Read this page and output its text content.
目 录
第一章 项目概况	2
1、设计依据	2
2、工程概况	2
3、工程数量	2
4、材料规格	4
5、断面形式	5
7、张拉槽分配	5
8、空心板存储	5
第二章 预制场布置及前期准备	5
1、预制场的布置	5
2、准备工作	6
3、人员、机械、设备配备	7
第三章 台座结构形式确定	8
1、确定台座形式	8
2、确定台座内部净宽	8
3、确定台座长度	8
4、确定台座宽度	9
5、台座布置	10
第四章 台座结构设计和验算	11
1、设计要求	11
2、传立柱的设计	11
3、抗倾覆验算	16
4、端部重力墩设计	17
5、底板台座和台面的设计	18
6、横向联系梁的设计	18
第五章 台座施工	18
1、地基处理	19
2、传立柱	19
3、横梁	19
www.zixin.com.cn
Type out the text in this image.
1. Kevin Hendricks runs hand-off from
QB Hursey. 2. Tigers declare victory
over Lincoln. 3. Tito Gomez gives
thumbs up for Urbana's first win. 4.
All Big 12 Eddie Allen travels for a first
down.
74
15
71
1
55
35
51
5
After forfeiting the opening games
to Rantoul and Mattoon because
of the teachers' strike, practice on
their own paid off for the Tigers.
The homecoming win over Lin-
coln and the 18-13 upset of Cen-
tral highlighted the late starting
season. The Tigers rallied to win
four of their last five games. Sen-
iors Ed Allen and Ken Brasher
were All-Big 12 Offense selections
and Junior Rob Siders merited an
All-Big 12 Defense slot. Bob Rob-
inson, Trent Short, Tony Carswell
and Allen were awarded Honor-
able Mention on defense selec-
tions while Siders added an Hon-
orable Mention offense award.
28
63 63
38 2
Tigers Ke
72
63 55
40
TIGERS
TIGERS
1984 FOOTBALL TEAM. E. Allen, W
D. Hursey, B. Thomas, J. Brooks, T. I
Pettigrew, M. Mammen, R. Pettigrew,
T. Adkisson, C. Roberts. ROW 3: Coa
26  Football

— PROBLEM TO SOLVE —
Select all lines in the listing that include the word "Allen".

— SOLUTION —
All Big 12 Eddie Allen travels for a first
iors Ed Allen and Ken Brasher
and Allen were awarded Honor-
1984 FOOTBALL TEAM. E. Allen, W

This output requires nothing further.